#### Material for this task ####

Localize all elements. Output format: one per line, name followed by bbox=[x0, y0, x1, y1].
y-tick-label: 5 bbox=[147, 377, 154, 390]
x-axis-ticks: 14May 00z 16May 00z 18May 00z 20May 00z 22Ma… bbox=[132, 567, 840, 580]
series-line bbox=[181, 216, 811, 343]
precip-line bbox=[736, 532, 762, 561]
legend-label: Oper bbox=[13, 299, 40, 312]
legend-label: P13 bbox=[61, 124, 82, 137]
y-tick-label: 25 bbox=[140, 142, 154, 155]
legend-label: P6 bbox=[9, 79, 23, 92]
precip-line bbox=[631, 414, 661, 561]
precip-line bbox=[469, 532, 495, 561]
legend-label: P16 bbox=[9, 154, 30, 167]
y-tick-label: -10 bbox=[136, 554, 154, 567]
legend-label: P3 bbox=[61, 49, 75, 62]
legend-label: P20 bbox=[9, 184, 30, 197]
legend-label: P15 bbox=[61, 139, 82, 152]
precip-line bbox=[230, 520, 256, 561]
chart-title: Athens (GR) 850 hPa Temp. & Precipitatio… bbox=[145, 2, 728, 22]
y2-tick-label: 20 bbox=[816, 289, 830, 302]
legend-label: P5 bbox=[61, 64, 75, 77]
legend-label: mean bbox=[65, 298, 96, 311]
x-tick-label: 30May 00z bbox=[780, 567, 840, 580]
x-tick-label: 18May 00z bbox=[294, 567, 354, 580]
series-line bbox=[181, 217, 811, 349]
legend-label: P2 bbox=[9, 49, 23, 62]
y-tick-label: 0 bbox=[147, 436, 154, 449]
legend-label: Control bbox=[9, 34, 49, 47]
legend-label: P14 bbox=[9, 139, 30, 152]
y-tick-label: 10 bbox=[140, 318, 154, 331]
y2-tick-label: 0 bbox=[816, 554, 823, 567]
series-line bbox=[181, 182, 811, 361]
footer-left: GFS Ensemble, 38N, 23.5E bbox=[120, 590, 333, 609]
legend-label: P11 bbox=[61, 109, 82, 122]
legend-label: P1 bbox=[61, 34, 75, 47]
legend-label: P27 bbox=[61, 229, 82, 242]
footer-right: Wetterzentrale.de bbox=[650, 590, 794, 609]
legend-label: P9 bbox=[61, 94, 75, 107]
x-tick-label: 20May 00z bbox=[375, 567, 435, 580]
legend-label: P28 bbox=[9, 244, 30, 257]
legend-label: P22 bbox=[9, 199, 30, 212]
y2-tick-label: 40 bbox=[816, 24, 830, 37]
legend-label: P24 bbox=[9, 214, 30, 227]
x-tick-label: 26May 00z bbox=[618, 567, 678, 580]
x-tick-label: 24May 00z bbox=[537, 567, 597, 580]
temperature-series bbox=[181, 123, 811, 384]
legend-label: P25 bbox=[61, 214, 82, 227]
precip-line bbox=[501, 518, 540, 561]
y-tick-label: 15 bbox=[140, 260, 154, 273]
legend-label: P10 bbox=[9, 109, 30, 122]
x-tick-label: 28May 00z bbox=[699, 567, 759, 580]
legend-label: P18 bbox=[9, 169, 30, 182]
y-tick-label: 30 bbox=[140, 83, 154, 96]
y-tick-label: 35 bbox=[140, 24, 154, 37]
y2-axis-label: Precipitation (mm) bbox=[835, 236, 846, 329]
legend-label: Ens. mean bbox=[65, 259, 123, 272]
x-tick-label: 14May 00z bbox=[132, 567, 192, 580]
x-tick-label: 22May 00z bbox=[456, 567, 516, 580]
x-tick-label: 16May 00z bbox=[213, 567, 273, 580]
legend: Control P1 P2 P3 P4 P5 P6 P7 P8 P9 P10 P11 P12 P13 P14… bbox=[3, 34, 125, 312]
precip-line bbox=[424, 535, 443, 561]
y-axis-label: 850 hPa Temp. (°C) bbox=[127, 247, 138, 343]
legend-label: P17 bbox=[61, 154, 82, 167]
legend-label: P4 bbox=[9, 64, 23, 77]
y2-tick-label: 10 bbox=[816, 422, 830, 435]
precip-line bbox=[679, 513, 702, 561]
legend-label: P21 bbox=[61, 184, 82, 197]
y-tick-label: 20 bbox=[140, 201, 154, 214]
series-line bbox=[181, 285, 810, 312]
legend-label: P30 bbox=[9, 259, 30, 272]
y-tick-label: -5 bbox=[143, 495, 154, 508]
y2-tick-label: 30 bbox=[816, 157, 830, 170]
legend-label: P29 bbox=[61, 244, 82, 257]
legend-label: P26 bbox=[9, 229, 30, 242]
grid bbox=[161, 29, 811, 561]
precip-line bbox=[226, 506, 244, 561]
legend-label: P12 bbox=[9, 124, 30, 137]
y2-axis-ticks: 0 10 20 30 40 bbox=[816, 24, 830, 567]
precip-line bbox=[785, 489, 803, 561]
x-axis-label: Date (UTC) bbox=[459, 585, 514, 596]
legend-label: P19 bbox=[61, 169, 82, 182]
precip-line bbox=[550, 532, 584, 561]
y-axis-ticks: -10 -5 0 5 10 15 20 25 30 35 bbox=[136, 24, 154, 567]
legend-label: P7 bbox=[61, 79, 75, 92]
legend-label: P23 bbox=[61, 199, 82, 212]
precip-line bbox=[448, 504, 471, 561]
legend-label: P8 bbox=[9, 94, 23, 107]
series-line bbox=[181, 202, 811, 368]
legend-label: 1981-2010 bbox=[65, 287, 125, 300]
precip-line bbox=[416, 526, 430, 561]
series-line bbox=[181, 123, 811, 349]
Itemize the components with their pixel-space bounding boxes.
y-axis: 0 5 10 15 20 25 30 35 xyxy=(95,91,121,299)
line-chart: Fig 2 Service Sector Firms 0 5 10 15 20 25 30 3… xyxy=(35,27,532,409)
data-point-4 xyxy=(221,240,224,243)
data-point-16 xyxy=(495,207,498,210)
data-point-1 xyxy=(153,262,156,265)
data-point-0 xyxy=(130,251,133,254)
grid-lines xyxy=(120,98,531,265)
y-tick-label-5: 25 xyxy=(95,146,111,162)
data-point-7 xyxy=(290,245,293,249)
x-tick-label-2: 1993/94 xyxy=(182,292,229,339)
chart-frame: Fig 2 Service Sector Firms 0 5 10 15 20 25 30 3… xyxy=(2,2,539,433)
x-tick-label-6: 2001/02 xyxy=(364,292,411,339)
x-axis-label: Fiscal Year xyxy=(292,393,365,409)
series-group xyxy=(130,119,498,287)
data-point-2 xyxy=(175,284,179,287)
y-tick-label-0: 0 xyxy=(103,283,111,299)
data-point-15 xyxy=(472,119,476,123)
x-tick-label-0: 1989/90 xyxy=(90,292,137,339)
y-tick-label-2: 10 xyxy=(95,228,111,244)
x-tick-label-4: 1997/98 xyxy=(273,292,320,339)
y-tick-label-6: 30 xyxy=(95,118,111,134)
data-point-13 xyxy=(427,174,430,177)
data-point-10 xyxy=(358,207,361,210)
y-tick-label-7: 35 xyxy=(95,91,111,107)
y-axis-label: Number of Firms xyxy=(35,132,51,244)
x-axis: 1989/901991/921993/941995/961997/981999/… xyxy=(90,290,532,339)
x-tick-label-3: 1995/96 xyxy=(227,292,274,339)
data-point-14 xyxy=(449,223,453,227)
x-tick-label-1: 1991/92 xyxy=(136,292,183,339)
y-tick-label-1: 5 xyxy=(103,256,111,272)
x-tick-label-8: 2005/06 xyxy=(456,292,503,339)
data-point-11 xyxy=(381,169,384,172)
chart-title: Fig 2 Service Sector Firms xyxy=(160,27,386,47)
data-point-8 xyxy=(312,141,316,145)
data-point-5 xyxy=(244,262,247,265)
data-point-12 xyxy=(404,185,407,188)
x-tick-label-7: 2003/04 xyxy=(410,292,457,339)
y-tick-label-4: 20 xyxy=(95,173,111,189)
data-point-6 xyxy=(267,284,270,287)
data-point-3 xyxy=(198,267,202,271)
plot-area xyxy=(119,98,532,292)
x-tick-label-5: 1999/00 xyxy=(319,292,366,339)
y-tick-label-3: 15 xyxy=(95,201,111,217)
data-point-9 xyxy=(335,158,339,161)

####

= To do =
Repeat the lines of the entries word for word, starting with the first line and continuing through the line that contains "y-tick-label: 15 bbox=[140, 260, 154, 273]".

= Response below =
Localize all elements. Output format: one per line, name followed by bbox=[x0, y0, x1, y1].
y-tick-label: 5 bbox=[147, 377, 154, 390]
x-axis-ticks: 14May 00z 16May 00z 18May 00z 20May 00z 22Ma… bbox=[132, 567, 840, 580]
series-line bbox=[181, 216, 811, 343]
precip-line bbox=[736, 532, 762, 561]
legend-label: Oper bbox=[13, 299, 40, 312]
legend-label: P13 bbox=[61, 124, 82, 137]
y-tick-label: 25 bbox=[140, 142, 154, 155]
legend-label: P6 bbox=[9, 79, 23, 92]
precip-line bbox=[631, 414, 661, 561]
precip-line bbox=[469, 532, 495, 561]
legend-label: P16 bbox=[9, 154, 30, 167]
y-tick-label: -10 bbox=[136, 554, 154, 567]
legend-label: P3 bbox=[61, 49, 75, 62]
legend-label: P20 bbox=[9, 184, 30, 197]
legend-label: P15 bbox=[61, 139, 82, 152]
precip-line bbox=[230, 520, 256, 561]
chart-title: Athens (GR) 850 hPa Temp. & Precipitatio… bbox=[145, 2, 728, 22]
y2-tick-label: 20 bbox=[816, 289, 830, 302]
legend-label: P5 bbox=[61, 64, 75, 77]
legend-label: mean bbox=[65, 298, 96, 311]
x-tick-label: 30May 00z bbox=[780, 567, 840, 580]
x-tick-label: 18May 00z bbox=[294, 567, 354, 580]
series-line bbox=[181, 217, 811, 349]
legend-label: P2 bbox=[9, 49, 23, 62]
y-tick-label: 0 bbox=[147, 436, 154, 449]
legend-label: Control bbox=[9, 34, 49, 47]
legend-label: P14 bbox=[9, 139, 30, 152]
y-tick-label: 10 bbox=[140, 318, 154, 331]
y2-tick-label: 0 bbox=[816, 554, 823, 567]
series-line bbox=[181, 182, 811, 361]
footer-left: GFS Ensemble, 38N, 23.5E bbox=[120, 590, 333, 609]
legend-label: P11 bbox=[61, 109, 82, 122]
legend-label: P1 bbox=[61, 34, 75, 47]
legend-label: P27 bbox=[61, 229, 82, 242]
footer-right: Wetterzentrale.de bbox=[650, 590, 794, 609]
legend-label: P9 bbox=[61, 94, 75, 107]
x-tick-label: 20May 00z bbox=[375, 567, 435, 580]
legend-label: P28 bbox=[9, 244, 30, 257]
legend-label: P22 bbox=[9, 199, 30, 212]
y2-tick-label: 40 bbox=[816, 24, 830, 37]
legend-label: P24 bbox=[9, 214, 30, 227]
x-tick-label: 26May 00z bbox=[618, 567, 678, 580]
x-tick-label: 24May 00z bbox=[537, 567, 597, 580]
temperature-series bbox=[181, 123, 811, 384]
legend-label: P25 bbox=[61, 214, 82, 227]
precip-line bbox=[501, 518, 540, 561]
y-tick-label: 15 bbox=[140, 260, 154, 273]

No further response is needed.